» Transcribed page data
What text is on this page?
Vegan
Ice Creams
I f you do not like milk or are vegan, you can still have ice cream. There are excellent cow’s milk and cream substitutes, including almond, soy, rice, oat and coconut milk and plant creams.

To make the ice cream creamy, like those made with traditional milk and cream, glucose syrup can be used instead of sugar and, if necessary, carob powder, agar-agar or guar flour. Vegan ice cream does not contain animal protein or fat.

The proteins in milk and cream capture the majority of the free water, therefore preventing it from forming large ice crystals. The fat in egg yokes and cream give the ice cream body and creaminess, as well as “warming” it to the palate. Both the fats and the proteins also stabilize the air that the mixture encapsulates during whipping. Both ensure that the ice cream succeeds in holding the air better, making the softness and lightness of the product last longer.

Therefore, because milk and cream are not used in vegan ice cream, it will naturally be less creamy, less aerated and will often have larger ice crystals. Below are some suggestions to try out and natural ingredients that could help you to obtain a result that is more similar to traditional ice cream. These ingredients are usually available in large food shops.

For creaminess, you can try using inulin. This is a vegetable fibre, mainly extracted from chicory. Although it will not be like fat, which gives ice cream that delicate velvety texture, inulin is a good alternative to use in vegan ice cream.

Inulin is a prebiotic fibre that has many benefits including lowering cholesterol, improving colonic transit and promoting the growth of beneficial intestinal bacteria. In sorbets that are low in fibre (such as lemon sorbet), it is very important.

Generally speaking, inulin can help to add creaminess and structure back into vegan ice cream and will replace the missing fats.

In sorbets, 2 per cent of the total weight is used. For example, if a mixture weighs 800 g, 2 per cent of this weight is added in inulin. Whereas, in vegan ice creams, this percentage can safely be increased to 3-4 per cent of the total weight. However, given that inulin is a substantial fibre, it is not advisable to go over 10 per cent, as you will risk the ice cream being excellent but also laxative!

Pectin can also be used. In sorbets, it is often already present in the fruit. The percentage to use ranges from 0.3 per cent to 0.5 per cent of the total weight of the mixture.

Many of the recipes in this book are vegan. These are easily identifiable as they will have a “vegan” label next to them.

» YOUR TASK
Copy every entry exactly, missing none.

» COMPLETED TASK
What text is on this page?
Vegan
Ice Creams
I f you do not like milk or are vegan, you can still have ice cream. There are excellent cow’s milk and cream substitutes, including almond, soy, rice, oat and coconut milk and plant creams.

To make the ice cream creamy, like those made with traditional milk and cream, glucose syrup can be used instead of sugar and, if necessary, carob powder, agar-agar or guar flour. Vegan ice cream does not contain animal protein or fat.

The proteins in milk and cream capture the majority of the free water, therefore preventing it from forming large ice crystals. The fat in egg yokes and cream give the ice cream body and creaminess, as well as “warming” it to the palate. Both the fats and the proteins also stabilize the air that the mixture encapsulates during whipping. Both ensure that the ice cream succeeds in holding the air better, making the softness and lightness of the product last longer.

Therefore, because milk and cream are not used in vegan ice cream, it will naturally be less creamy, less aerated and will often have larger ice crystals. Below are some suggestions to try out and natural ingredients that could help you to obtain a result that is more similar to traditional ice cream. These ingredients are usually available in large food shops.

For creaminess, you can try using inulin. This is a vegetable fibre, mainly extracted from chicory. Although it will not be like fat, which gives ice cream that delicate velvety texture, inulin is a good alternative to use in vegan ice cream.

Inulin is a prebiotic fibre that has many benefits including lowering cholesterol, improving colonic transit and promoting the growth of beneficial intestinal bacteria. In sorbets that are low in fibre (such as lemon sorbet), it is very important.

Generally speaking, inulin can help to add creaminess and structure back into vegan ice cream and will replace the missing fats.

In sorbets, 2 per cent of the total weight is used. For example, if a mixture weighs 800 g, 2 per cent of this weight is added in inulin. Whereas, in vegan ice creams, this percentage can safely be increased to 3-4 per cent of the total weight. However, given that inulin is a substantial fibre, it is not advisable to go over 10 per cent, as you will risk the ice cream being excellent but also laxative!

Pectin can also be used. In sorbets, it is often already present in the fruit. The percentage to use ranges from 0.3 per cent to 0.5 per cent of the total weight of the mixture.

Many of the recipes in this book are vegan. These are easily identifiable as they will have a “vegan” label next to them.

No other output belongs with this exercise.